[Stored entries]
###
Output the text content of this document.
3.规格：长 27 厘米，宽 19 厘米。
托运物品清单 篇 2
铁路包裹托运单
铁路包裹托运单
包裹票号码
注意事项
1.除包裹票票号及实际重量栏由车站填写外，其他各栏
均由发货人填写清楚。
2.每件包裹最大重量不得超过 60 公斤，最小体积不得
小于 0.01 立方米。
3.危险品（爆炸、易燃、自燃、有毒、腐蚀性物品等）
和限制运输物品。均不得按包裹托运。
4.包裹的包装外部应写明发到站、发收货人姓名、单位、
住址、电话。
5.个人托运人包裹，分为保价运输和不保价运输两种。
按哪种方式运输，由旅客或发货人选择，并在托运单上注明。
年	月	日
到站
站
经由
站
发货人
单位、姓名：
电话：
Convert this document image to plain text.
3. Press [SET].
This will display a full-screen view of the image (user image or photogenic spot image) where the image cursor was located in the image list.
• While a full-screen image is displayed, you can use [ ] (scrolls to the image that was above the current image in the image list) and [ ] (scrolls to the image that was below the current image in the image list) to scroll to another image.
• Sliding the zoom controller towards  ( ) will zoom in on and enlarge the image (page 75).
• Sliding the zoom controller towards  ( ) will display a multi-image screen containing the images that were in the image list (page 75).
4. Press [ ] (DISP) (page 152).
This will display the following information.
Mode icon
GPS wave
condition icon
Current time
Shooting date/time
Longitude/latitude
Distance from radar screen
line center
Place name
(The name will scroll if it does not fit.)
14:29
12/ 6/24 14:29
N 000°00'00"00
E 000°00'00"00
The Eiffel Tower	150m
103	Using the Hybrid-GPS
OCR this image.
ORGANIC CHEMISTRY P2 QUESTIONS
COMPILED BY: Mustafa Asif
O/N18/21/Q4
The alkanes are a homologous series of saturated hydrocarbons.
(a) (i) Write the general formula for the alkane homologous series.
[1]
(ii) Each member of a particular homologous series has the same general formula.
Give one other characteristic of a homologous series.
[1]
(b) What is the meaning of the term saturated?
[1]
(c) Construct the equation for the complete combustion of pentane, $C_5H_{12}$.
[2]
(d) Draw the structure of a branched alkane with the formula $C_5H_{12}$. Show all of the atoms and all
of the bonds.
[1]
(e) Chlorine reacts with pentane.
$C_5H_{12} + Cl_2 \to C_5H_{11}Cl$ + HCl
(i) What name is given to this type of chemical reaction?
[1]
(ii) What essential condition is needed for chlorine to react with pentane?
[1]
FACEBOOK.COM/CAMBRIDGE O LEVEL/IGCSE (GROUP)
###
- **Written exercise**
From the data above, show each line that contains "screen".

- **Solution**
This will display a full-screen view of the image (user image or photogenic spot image) where the image cursor was located in the image list.
• While a full-screen image is displayed, you can use [ ] (scrolls to the image that was above the current image in the image list) and [ ] (scrolls to the image that was below the current image in the image list) to scroll to another image.
• Sliding the zoom controller towards  ( ) will display a multi-image screen containing the images that were in the image list (page 75).
Distance from radar screen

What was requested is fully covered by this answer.